* Tasks to perform
(a) In the passage below about the Trump Tower meeting, how many memos make up the dossier?
(b) Turn the paragraph starting "According to The Times, Kushner disclosed" in the passage below about the Trump Tower meeting into a short bulleted list that keeps its main facts.

Just days after that Trump Tower meeting, Steele would compile the first of 17 memos that make up the dossier. The first memo, dated June 20, alleges that the Kremlin has blackmail material on Trump.

Other memos in the uncorroborated dossier allege that the Trump campaign was coordinating with Russian operatives to meddle in the presidential election.

The disclosure of the meeting raised eyebrows on Saturday given the ongoing investigations into possible Trump-Kremlin coordination.

Manafort is also reportedly under federal investigation because of his lobbying work for Kremlin-connected groups, and Kushner’s Russian business ties have reportedly made him a person of interest in other federal probes.

According to The Times, Kushner disclosed the Trump Tower meeting in a revised filing for his security clearance, and Manafort reportedly told congressional investigators about the encounter. Trump Jr. also confirmed the meeting to The Times.

* Given records

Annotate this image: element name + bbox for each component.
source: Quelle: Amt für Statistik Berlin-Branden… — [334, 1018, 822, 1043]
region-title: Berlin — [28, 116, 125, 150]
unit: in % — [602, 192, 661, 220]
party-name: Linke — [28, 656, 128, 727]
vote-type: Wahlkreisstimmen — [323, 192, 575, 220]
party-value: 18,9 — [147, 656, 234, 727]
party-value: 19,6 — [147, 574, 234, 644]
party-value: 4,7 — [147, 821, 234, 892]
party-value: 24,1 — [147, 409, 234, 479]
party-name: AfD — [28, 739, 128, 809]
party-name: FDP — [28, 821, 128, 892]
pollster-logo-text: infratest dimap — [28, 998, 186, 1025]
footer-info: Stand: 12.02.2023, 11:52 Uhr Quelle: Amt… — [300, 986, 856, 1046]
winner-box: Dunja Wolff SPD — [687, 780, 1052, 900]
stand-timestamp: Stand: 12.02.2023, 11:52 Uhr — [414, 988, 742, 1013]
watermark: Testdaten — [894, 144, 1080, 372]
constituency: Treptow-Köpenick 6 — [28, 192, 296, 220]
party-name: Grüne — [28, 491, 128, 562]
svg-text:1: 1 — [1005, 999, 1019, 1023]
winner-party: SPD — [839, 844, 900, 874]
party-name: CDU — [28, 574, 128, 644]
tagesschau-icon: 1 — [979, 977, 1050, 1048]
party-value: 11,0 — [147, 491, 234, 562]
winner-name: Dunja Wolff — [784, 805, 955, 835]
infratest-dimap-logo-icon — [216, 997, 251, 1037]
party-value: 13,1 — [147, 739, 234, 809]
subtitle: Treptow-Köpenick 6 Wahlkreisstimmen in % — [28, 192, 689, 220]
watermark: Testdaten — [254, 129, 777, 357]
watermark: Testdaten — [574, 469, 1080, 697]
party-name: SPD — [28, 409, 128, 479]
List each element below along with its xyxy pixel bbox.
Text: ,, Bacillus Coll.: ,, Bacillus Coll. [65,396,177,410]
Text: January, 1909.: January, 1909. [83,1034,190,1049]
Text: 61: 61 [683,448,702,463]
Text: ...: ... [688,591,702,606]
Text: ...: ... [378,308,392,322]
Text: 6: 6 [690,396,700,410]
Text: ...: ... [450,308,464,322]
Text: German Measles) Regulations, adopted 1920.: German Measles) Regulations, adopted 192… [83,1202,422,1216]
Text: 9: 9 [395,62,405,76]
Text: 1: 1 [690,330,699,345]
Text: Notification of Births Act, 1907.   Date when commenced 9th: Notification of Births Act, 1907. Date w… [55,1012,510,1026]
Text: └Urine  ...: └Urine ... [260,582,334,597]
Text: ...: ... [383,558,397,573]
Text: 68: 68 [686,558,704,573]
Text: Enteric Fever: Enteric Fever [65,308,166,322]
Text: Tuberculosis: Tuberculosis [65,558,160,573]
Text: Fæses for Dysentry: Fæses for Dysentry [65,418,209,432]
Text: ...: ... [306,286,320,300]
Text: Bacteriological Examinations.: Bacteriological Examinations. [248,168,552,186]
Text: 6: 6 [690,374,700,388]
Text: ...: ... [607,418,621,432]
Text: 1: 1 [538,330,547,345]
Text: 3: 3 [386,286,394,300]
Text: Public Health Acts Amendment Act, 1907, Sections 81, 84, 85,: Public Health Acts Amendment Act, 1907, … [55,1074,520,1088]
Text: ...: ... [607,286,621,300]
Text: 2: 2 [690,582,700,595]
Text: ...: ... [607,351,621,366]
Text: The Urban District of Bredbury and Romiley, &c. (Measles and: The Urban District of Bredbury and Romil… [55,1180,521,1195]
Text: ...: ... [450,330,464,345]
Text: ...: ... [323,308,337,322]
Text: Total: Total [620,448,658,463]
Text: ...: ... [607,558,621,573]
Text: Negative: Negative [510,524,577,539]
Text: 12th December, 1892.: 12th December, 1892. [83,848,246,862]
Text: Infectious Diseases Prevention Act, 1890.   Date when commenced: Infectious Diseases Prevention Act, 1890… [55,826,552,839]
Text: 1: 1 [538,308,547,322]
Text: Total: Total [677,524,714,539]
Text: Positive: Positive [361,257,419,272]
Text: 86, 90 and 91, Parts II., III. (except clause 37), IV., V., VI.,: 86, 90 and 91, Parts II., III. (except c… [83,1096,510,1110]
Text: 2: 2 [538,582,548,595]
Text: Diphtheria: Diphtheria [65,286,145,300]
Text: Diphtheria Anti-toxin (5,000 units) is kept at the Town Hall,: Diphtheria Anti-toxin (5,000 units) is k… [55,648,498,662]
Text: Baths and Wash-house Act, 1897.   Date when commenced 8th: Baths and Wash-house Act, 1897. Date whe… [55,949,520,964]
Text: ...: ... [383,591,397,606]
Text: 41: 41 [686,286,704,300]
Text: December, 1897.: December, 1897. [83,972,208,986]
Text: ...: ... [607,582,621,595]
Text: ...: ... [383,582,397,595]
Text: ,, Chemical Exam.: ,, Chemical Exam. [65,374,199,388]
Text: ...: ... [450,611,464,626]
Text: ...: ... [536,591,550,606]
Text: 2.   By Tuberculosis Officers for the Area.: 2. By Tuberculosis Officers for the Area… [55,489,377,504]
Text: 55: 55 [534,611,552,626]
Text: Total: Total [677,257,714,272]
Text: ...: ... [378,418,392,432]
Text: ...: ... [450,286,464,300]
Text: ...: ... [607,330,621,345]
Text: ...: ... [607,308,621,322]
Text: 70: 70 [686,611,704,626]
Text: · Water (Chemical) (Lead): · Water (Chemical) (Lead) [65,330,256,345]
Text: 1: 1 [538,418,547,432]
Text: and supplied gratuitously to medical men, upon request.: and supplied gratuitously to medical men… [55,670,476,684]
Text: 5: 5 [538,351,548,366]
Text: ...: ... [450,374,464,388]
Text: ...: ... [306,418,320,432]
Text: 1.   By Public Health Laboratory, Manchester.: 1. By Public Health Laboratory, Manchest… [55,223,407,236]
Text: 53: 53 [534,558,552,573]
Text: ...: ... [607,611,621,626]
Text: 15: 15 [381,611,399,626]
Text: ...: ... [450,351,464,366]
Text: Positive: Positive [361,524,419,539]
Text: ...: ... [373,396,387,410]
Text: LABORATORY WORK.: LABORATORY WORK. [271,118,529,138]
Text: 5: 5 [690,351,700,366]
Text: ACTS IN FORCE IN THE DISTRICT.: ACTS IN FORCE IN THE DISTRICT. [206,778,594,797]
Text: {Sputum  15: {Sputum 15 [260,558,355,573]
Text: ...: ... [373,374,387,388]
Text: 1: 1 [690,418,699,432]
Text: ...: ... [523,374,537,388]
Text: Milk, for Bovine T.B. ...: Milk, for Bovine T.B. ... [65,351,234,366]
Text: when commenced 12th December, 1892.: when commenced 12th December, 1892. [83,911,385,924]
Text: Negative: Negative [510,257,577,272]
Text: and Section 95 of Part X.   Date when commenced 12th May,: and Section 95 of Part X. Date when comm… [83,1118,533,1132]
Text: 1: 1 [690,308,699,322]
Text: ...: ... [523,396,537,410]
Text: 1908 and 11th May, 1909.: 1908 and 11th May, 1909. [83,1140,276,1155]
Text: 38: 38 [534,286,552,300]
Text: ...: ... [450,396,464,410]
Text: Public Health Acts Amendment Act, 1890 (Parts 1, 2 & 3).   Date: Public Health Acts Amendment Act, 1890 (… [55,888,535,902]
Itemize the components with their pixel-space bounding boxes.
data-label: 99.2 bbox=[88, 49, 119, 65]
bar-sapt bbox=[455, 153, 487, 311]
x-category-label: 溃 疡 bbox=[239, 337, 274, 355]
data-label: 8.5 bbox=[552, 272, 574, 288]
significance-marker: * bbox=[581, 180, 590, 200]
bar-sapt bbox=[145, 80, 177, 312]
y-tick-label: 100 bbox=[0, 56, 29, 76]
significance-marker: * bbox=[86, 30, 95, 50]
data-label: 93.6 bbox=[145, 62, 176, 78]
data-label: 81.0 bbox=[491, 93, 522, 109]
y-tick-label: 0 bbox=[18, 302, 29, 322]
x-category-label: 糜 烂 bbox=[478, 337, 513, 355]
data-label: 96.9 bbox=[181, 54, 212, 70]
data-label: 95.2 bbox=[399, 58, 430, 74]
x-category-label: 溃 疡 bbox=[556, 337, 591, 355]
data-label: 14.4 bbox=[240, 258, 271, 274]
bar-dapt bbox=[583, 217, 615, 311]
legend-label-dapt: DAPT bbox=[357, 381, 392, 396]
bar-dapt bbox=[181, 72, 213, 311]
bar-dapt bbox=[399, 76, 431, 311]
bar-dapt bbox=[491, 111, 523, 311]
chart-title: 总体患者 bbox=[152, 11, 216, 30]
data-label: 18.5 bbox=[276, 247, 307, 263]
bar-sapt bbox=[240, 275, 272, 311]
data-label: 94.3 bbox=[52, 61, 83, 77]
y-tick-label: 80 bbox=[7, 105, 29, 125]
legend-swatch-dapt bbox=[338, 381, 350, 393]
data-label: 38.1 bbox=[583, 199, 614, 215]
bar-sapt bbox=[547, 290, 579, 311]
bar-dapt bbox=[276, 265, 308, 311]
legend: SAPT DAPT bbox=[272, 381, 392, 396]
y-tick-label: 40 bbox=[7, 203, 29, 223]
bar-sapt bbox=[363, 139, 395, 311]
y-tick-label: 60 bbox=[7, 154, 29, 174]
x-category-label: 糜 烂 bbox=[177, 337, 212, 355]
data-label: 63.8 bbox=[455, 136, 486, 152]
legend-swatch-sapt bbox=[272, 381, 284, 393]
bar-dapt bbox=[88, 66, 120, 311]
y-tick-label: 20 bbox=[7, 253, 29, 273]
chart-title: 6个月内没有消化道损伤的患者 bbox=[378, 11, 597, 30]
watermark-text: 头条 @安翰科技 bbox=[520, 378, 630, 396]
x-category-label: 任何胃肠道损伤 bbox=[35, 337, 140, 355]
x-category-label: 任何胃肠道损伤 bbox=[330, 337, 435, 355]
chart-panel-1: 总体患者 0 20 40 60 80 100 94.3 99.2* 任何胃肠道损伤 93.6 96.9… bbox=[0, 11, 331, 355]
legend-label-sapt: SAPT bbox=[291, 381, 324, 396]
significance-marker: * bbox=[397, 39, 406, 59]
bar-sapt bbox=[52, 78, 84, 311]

* Responses by item number
(a) 17 memos make up the dossier.

(b)
- According to The Times, Kushner disclosed the Trump Tower meeting in a revised security clearance filing.
- Manafort reportedly told congressional investigators about the meeting.
- Trump Jr. confirmed the meeting to The Times.